__練習題目__.
1: 照原文抄錄展示文字的一段：從含有“由于固體和液體培養基中，生長”的那句開始，抄到“選取4周的毛狀根進行生物量測定，不同培養基之間的生物量如表1所示。”為止。
2: 根據毛狀根培養的展示文字回答：
(a) 1/2MS培養基是固體還是液體培養基？
(b) 圖4所用的固體培養基在MS之外加了什麼？
(c) 測定生物量和白藜蘆醇時，選取的是培養幾周的毛狀根？

__展示文字__.

§ §

1/2MS培養基是液體培養基，生長速度快，外部形態生長正常，無縮短變粗現象，但表皮褐化較快，只有根尖保持乳白色，4周時已經能夠長滿培養液（圖 6）。

由于固體和液體培養基中，生長最快的經過4周左右即可長滿培養基，故選取4周的毛狀根進行生物量和白藜蘆醇的測定。

圖3 MS固體培養基培養的毛狀根

圖4 MS+500mg/mL羧芐西林鈉固體培養基培養的毛狀根

圖5 N6固體培養基培養的毛狀根

圖6 1/2MS液體培養基培養的毛狀根

2.3 不同培養基中毛狀根生物量測定

選取4周的毛狀根進行生物量測定，不同培養基之間的生物量如表1所示。

§ §

__練習資料__.

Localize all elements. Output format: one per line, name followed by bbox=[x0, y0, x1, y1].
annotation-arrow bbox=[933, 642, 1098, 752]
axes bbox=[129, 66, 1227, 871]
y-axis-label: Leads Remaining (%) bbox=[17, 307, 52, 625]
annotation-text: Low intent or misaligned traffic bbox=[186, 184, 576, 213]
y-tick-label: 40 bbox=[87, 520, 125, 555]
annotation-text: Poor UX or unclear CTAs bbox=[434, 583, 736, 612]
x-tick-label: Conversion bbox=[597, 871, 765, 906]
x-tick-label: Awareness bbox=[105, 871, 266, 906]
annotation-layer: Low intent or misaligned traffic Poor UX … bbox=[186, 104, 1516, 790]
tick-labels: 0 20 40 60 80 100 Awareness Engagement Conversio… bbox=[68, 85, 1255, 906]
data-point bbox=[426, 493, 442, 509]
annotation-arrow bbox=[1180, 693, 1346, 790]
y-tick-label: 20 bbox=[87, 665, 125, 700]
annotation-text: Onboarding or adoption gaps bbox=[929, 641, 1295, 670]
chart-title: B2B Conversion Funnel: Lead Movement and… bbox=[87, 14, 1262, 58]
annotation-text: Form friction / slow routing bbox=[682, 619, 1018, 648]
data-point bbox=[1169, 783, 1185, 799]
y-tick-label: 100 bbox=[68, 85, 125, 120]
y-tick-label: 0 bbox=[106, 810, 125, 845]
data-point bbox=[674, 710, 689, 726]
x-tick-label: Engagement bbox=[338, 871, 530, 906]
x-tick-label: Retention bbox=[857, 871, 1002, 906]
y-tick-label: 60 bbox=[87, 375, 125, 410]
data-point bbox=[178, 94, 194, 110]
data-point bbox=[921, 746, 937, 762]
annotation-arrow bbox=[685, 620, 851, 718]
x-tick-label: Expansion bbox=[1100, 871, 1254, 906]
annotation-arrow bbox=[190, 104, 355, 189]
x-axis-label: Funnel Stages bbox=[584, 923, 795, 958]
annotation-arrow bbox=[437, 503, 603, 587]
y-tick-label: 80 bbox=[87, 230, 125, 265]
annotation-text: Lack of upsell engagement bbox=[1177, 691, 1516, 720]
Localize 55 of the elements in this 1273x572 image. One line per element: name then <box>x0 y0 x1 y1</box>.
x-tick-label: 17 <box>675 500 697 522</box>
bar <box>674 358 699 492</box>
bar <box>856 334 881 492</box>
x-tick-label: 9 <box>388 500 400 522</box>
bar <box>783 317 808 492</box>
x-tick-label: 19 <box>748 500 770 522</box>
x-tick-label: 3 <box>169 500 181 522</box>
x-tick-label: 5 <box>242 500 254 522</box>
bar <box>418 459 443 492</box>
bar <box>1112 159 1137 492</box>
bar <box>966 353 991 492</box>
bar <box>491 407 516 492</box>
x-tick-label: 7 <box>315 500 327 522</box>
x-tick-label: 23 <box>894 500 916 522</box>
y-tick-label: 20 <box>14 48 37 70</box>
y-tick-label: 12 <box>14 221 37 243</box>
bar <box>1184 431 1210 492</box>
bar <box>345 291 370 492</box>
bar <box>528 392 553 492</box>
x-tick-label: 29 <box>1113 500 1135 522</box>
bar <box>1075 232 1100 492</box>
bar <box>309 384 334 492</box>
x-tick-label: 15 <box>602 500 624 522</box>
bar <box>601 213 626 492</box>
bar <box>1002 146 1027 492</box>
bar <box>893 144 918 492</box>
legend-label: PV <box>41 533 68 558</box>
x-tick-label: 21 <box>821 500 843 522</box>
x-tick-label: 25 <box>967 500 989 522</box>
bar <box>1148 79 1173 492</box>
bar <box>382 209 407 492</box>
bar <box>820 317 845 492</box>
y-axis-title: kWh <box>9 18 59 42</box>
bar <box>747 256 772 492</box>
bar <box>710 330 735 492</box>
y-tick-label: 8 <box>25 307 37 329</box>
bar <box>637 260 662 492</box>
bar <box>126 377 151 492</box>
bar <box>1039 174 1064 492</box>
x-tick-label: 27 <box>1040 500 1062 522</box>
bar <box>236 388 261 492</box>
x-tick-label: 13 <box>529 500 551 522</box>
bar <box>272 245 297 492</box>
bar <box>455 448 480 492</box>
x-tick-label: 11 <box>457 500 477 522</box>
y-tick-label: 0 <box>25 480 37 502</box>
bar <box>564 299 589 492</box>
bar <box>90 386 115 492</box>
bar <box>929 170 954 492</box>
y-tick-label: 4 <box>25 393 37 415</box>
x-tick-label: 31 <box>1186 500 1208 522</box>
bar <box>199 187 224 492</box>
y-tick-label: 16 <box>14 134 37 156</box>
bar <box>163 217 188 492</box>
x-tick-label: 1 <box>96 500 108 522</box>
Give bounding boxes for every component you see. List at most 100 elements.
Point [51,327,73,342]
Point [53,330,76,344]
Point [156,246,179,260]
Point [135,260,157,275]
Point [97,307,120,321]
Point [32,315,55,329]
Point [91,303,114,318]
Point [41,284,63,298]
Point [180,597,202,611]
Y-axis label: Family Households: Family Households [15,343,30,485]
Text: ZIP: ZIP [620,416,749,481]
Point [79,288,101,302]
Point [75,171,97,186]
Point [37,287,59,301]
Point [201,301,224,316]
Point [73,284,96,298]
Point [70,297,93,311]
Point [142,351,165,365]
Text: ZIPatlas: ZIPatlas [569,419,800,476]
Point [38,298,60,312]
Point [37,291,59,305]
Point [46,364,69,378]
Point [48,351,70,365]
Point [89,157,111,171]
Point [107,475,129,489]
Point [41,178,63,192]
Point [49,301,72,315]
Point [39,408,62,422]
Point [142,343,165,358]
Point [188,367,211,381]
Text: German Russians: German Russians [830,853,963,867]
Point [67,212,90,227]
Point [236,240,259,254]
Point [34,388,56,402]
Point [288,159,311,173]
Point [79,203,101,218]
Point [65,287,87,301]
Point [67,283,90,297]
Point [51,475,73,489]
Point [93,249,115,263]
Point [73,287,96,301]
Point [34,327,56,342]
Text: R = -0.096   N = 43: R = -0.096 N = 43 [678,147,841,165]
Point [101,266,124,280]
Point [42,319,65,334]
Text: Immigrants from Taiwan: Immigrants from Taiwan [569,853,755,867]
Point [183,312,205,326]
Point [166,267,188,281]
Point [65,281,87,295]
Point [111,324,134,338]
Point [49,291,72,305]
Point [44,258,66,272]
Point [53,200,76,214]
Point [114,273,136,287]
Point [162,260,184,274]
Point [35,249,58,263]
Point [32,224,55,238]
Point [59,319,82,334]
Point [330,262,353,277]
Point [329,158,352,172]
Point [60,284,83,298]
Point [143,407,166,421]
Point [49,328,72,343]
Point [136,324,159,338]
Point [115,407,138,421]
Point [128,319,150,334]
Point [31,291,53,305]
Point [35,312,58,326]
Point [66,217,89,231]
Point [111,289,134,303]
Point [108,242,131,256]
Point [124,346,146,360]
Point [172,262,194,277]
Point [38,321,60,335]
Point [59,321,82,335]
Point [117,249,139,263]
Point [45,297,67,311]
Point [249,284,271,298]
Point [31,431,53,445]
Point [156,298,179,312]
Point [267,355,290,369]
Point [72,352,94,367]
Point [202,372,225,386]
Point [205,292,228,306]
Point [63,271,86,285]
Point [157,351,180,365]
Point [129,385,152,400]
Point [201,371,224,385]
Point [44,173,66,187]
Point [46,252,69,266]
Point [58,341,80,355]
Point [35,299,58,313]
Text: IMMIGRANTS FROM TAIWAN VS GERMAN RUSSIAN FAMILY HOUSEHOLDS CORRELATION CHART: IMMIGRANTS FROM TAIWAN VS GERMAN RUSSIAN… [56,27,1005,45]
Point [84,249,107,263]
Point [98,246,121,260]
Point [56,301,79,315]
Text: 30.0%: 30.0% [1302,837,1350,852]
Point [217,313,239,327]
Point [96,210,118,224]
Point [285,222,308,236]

§ §

__各題答案__.
1:
由于固體和液體培養基中，生長最快的經過4周左右即可長滿培養基，故選取4周的毛狀根進行生物量和白藜蘆醇的測定。

圖3 MS固體培養基培養的毛狀根

圖4 MS+500mg/mL羧芐西林鈉固體培養基培養的毛狀根

圖5 N6固體培養基培養的毛狀根

圖6 1/2MS液體培養基培養的毛狀根

2.3 不同培養基中毛狀根生物量測定

選取4周的毛狀根進行生物量測定，不同培養基之間的生物量如表1所示。

2:
(a) 液體培養基。
(b) 500mg/mL羧芐西林鈉。
(c) 4周。